● Description of the task: Locate every line in the records below that contains the word "null", and copy each one.

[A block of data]
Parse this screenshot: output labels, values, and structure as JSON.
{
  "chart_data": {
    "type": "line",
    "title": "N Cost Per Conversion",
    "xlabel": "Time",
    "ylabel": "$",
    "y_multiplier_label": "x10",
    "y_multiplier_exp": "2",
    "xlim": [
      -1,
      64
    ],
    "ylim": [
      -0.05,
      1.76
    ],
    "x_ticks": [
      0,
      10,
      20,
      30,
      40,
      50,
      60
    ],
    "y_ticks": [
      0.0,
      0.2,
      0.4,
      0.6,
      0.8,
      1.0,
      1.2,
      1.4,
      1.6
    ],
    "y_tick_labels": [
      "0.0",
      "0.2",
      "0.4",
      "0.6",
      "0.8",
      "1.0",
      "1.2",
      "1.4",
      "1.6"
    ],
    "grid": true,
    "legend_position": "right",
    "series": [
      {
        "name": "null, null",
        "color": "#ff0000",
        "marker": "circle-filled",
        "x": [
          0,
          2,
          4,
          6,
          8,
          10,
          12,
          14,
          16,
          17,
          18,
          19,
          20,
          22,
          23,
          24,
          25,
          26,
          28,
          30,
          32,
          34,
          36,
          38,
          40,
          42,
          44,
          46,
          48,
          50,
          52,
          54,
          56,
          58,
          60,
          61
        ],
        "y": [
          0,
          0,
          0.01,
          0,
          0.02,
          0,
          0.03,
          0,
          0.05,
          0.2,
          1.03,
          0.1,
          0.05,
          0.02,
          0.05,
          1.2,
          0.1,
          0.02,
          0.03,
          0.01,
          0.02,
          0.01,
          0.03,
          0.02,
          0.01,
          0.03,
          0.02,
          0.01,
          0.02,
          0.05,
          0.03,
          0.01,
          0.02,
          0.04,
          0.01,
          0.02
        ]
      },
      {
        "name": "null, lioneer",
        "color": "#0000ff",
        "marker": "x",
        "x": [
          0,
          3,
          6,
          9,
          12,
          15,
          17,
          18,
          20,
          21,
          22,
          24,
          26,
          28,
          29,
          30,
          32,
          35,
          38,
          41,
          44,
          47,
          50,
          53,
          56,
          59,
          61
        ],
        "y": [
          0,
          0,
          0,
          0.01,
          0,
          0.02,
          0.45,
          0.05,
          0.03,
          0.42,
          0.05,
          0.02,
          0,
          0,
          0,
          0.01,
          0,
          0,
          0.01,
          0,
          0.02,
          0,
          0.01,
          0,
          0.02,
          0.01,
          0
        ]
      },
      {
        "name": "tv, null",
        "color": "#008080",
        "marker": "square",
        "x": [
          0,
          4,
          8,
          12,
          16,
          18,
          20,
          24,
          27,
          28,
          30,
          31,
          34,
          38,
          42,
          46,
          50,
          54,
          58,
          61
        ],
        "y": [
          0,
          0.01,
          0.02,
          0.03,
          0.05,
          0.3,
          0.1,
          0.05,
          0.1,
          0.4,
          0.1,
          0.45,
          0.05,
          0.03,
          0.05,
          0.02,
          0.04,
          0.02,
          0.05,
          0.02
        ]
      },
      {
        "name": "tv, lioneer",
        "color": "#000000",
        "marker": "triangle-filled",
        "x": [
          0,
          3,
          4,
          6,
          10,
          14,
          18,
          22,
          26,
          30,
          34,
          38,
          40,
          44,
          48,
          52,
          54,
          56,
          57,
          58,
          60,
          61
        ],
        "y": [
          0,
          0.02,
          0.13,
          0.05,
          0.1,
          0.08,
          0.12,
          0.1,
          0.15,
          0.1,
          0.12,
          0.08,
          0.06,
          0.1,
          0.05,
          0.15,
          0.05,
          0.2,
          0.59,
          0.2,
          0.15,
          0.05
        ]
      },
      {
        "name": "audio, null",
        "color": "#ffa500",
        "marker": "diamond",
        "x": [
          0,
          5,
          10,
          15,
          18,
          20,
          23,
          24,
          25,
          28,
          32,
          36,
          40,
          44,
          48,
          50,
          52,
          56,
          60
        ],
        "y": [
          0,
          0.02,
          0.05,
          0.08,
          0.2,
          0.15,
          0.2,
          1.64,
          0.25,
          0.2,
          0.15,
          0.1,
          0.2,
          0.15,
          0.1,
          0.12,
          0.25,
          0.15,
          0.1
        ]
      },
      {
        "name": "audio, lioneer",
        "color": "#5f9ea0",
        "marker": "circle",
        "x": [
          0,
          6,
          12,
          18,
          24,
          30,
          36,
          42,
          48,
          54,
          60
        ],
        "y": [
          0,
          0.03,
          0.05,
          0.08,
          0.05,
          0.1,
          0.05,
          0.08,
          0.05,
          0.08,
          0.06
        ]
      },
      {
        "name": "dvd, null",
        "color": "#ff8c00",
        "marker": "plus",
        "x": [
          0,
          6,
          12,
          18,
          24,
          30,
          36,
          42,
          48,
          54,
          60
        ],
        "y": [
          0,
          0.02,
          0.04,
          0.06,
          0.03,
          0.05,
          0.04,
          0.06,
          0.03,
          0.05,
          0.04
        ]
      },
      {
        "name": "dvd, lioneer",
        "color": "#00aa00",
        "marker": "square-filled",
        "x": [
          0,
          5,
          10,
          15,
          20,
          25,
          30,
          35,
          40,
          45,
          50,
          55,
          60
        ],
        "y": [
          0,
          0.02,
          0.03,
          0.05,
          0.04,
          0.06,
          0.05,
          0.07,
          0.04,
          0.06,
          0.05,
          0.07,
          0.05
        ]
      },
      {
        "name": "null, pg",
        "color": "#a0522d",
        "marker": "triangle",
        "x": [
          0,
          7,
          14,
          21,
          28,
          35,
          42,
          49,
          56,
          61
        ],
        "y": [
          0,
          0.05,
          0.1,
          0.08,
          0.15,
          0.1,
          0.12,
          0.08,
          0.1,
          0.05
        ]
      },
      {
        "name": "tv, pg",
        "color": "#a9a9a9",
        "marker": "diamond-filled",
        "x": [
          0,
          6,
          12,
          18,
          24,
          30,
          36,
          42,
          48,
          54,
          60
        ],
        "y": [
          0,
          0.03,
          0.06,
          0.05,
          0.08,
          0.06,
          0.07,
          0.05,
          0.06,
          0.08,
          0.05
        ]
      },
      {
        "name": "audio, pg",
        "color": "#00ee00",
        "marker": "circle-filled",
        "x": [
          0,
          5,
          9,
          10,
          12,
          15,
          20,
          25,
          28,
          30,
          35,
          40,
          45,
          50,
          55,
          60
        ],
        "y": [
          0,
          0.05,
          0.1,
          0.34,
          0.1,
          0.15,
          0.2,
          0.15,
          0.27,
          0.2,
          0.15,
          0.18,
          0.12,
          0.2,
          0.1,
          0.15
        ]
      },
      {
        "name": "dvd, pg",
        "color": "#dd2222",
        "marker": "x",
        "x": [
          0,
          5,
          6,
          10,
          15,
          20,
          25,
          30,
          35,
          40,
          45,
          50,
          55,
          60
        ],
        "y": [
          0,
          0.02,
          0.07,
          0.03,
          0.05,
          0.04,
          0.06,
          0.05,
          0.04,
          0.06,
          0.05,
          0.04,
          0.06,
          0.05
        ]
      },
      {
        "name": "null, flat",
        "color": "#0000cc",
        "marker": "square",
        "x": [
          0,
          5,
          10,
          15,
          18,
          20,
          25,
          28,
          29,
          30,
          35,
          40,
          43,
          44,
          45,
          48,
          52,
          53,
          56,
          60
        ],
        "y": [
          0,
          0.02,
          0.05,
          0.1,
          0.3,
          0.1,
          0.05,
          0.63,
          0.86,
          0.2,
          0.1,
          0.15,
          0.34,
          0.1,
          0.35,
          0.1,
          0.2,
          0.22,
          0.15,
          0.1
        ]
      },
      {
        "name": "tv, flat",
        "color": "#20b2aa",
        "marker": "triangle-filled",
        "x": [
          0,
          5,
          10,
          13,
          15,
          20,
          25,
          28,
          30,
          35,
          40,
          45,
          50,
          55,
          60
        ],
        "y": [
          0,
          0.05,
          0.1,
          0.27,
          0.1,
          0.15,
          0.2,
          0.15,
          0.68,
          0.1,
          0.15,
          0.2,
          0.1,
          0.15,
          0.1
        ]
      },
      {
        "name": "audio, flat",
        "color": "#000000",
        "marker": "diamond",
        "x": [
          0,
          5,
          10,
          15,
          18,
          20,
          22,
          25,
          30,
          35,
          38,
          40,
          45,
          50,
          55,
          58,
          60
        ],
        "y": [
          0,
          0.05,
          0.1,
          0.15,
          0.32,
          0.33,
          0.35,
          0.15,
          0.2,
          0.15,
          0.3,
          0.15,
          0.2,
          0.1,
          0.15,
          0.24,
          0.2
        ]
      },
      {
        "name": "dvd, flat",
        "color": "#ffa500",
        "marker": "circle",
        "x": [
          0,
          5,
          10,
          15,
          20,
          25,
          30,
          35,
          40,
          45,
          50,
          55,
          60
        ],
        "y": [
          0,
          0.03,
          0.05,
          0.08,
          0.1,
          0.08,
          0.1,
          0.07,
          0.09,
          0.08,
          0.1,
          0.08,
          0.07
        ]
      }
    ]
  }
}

● Full response:
        "name": "null, null",
        "name": "null, lioneer",
        "name": "tv, null",
        "name": "audio, null",
        "name": "dvd, null",
        "name": "null, pg",
        "name": "null, flat",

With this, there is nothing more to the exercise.